# Records for this task:
— start —

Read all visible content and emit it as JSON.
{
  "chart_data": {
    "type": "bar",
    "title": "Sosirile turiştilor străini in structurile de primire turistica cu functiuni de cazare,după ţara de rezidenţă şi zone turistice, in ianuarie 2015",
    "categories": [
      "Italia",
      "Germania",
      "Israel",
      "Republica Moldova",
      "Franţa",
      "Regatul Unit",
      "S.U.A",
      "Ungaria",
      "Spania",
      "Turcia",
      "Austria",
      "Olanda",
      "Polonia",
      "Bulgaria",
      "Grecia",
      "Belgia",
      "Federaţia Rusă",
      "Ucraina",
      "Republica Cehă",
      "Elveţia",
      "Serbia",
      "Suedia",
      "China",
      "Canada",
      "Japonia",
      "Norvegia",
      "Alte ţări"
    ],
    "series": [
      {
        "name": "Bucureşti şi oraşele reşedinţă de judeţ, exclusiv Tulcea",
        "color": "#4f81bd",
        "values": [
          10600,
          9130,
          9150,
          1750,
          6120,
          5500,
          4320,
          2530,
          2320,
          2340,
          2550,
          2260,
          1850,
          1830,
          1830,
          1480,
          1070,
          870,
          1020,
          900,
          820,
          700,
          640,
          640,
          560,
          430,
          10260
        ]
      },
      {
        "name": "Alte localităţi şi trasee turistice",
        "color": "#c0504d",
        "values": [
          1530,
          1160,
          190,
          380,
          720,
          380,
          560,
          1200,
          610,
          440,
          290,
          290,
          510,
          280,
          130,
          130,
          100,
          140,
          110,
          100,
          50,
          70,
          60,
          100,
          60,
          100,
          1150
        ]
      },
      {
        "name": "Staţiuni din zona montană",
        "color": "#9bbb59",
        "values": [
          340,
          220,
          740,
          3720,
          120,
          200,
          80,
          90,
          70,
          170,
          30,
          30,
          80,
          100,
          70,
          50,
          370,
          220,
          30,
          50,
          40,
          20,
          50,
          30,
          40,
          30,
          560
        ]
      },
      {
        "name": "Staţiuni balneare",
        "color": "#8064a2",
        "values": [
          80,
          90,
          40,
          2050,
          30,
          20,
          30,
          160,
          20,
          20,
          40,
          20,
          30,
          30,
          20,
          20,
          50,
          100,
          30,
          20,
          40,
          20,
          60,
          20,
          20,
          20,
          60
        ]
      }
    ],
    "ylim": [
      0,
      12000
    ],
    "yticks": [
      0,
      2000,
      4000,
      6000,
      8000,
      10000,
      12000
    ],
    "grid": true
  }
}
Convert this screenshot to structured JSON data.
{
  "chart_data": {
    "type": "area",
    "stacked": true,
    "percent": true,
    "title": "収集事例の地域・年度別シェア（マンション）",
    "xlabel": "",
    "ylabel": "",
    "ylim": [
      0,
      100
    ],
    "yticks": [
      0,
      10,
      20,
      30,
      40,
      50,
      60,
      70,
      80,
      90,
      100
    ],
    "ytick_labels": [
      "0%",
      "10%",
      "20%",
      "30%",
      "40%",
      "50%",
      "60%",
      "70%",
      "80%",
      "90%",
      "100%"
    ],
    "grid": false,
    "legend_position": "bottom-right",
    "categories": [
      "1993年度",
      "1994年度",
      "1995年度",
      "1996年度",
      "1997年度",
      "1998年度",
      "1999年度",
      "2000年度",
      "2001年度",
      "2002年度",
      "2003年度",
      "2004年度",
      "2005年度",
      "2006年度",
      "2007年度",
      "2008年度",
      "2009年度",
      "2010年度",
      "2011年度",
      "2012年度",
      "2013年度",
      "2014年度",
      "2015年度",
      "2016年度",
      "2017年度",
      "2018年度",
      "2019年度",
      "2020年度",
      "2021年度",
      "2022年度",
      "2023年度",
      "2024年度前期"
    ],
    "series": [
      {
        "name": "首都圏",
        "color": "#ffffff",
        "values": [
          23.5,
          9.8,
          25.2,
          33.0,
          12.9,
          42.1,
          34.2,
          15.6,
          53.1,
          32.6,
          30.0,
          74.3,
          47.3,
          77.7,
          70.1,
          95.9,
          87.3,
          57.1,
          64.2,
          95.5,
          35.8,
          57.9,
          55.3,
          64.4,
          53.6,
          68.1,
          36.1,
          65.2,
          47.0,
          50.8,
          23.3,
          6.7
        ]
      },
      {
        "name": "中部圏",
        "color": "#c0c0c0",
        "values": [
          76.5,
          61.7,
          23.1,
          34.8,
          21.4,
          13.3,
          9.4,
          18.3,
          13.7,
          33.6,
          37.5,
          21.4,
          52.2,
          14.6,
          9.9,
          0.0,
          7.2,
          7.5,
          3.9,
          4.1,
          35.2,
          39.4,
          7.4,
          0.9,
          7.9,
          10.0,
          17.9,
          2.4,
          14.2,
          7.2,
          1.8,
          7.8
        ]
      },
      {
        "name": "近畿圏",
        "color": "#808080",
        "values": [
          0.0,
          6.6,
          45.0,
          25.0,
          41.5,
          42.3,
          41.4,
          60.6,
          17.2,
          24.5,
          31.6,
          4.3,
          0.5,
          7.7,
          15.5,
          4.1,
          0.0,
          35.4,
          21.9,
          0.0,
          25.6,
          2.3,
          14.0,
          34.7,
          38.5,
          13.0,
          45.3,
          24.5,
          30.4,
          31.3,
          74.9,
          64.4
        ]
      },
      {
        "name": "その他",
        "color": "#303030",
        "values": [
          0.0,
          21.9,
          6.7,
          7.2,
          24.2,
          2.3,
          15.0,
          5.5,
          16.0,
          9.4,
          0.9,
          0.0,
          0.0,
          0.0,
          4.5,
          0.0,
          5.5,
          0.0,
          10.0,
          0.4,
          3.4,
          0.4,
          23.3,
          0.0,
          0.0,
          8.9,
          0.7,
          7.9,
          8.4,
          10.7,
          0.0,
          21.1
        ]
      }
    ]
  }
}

— end —

# Given instruction:
Going through the entries above, report how many lines include the string "turistice". The number alone is the answer.

# Output below:
2